## YOUR TASK
Retype the material below. Keep every word exactly as it is.

## RECORDED DATA
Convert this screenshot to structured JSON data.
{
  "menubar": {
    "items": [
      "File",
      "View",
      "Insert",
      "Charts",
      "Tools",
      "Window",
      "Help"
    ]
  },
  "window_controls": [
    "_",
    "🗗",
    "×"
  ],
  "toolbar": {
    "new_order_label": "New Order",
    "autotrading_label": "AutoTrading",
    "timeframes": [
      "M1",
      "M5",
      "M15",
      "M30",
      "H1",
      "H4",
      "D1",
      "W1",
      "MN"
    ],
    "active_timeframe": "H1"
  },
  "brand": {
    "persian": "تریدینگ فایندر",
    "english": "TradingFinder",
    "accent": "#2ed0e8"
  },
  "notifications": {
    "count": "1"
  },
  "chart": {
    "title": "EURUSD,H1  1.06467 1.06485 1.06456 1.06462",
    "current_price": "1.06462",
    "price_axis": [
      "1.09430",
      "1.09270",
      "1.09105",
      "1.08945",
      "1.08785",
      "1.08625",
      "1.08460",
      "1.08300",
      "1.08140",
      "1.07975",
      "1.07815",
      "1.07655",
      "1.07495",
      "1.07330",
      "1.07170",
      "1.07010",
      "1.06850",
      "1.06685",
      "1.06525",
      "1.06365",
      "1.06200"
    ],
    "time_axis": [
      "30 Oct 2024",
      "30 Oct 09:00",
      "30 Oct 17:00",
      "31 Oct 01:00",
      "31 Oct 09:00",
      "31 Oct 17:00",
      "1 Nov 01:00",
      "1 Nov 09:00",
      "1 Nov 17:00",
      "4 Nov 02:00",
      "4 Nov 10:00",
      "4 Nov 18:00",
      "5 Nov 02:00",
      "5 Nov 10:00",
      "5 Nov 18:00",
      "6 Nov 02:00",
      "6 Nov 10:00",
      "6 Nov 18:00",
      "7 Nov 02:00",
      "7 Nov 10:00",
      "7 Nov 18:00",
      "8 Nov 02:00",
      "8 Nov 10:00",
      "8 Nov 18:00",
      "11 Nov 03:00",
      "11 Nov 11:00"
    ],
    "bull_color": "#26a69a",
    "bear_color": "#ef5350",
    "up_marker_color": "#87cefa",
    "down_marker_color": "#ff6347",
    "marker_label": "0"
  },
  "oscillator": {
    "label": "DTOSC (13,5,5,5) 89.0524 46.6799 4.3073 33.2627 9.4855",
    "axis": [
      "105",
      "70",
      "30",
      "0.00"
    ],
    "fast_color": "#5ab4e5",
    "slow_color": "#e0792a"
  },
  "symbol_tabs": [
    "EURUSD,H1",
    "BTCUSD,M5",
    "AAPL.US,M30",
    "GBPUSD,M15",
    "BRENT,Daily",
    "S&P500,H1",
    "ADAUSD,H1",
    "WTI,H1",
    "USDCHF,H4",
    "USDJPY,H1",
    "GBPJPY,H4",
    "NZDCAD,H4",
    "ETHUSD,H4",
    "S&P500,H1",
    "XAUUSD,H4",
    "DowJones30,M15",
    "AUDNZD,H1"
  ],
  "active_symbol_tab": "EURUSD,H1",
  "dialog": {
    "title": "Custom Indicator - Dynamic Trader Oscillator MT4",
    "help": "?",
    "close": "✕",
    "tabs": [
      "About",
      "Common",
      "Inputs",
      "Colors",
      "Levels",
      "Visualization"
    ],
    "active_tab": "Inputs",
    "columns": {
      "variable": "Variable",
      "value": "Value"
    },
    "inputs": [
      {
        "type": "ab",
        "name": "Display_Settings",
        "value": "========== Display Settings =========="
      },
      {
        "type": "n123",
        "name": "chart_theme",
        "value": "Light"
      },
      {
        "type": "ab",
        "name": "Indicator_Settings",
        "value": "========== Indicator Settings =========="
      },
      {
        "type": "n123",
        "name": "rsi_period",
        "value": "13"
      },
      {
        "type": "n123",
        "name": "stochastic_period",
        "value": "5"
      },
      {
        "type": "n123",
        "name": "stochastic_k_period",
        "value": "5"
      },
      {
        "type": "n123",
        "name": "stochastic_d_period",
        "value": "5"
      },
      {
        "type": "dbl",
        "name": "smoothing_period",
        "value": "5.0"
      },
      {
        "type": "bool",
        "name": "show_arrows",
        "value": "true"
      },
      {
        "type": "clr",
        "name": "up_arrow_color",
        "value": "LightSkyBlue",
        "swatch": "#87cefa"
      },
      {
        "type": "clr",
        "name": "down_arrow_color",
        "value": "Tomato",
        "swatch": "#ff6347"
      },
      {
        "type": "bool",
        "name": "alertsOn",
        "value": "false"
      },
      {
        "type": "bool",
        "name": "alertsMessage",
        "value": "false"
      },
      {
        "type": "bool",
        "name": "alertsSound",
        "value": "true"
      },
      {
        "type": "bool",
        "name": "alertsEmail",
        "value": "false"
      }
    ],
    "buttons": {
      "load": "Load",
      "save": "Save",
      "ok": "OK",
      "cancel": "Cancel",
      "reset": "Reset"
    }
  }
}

## ANSWER TO THIS PROBLEM
Convert this screenshot to structured JSON data.
{
  "menubar": {
    "items": [
      "File",
      "View",
      "Insert",
      "Charts",
      "Tools",
      "Window",
      "Help"
    ]
  },
  "window_controls": [
    "_",
    "🗗",
    "×"
  ],
  "toolbar": {
    "new_order_label": "New Order",
    "autotrading_label": "AutoTrading",
    "timeframes": [
      "M1",
      "M5",
      "M15",
      "M30",
      "H1",
      "H4",
      "D1",
      "W1",
      "MN"
    ],
    "active_timeframe": "H1"
  },
  "brand": {
    "persian": "تریدینگ فایندر",
    "english": "TradingFinder",
    "accent": "#2ed0e8"
  },
  "notifications": {
    "count": "1"
  },
  "chart": {
    "title": "EURUSD,H1  1.06467 1.06485 1.06456 1.06462",
    "current_price": "1.06462",
    "price_axis": [
      "1.09430",
      "1.09270",
      "1.09105",
      "1.08945",
      "1.08785",
      "1.08625",
      "1.08460",
      "1.08300",
      "1.08140",
      "1.07975",
      "1.07815",
      "1.07655",
      "1.07495",
      "1.07330",
      "1.07170",
      "1.07010",
      "1.06850",
      "1.06685",
      "1.06525",
      "1.06365",
      "1.06200"
    ],
    "time_axis": [
      "30 Oct 2024",
      "30 Oct 09:00",
      "30 Oct 17:00",
      "31 Oct 01:00",
      "31 Oct 09:00",
      "31 Oct 17:00",
      "1 Nov 01:00",
      "1 Nov 09:00",
      "1 Nov 17:00",
      "4 Nov 02:00",
      "4 Nov 10:00",
      "4 Nov 18:00",
      "5 Nov 02:00",
      "5 Nov 10:00",
      "5 Nov 18:00",
      "6 Nov 02:00",
      "6 Nov 10:00",
      "6 Nov 18:00",
      "7 Nov 02:00",
      "7 Nov 10:00",
      "7 Nov 18:00",
      "8 Nov 02:00",
      "8 Nov 10:00",
      "8 Nov 18:00",
      "11 Nov 03:00",
      "11 Nov 11:00"
    ],
    "bull_color": "#26a69a",
    "bear_color": "#ef5350",
    "up_marker_color": "#87cefa",
    "down_marker_color": "#ff6347",
    "marker_label": "0"
  },
  "oscillator": {
    "label": "DTOSC (13,5,5,5) 89.0524 46.6799 4.3073 33.2627 9.4855",
    "axis": [
      "105",
      "70",
      "30",
      "0.00"
    ],
    "fast_color": "#5ab4e5",
    "slow_color": "#e0792a"
  },
  "symbol_tabs": [
    "EURUSD,H1",
    "BTCUSD,M5",
    "AAPL.US,M30",
    "GBPUSD,M15",
    "BRENT,Daily",
    "S&P500,H1",
    "ADAUSD,H1",
    "WTI,H1",
    "USDCHF,H4",
    "USDJPY,H1",
    "GBPJPY,H4",
    "NZDCAD,H4",
    "ETHUSD,H4",
    "S&P500,H1",
    "XAUUSD,H4",
    "DowJones30,M15",
    "AUDNZD,H1"
  ],
  "active_symbol_tab": "EURUSD,H1",
  "dialog": {
    "title": "Custom Indicator - Dynamic Trader Oscillator MT4",
    "help": "?",
    "close": "✕",
    "tabs": [
      "About",
      "Common",
      "Inputs",
      "Colors",
      "Levels",
      "Visualization"
    ],
    "active_tab": "Inputs",
    "columns": {
      "variable": "Variable",
      "value": "Value"
    },
    "inputs": [
      {
        "type": "ab",
        "name": "Display_Settings",
        "value": "========== Display Settings =========="
      },
      {
        "type": "n123",
        "name": "chart_theme",
        "value": "Light"
      },
      {
        "type": "ab",
        "name": "Indicator_Settings",
        "value": "========== Indicator Settings =========="
      },
      {
        "type": "n123",
        "name": "rsi_period",
        "value": "13"
      },
      {
        "type": "n123",
        "name": "stochastic_period",
        "value": "5"
      },
      {
        "type": "n123",
        "name": "stochastic_k_period",
        "value": "5"
      },
      {
        "type": "n123",
        "name": "stochastic_d_period",
        "value": "5"
      },
      {
        "type": "dbl",
        "name": "smoothing_period",
        "value": "5.0"
      },
      {
        "type": "bool",
        "name": "show_arrows",
        "value": "true"
      },
      {
        "type": "clr",
        "name": "up_arrow_color",
        "value": "LightSkyBlue",
        "swatch": "#87cefa"
      },
      {
        "type": "clr",
        "name": "down_arrow_color",
        "value": "Tomato",
        "swatch": "#ff6347"
      },
      {
        "type": "bool",
        "name": "alertsOn",
        "value": "false"
      },
      {
        "type": "bool",
        "name": "alertsMessage",
        "value": "false"
      },
      {
        "type": "bool",
        "name": "alertsSound",
        "value": "true"
      },
      {
        "type": "bool",
        "name": "alertsEmail",
        "value": "false"
      }
    ],
    "buttons": {
      "load": "Load",
      "save": "Save",
      "ok": "OK",
      "cancel": "Cancel",
      "reset": "Reset"
    }
  }
}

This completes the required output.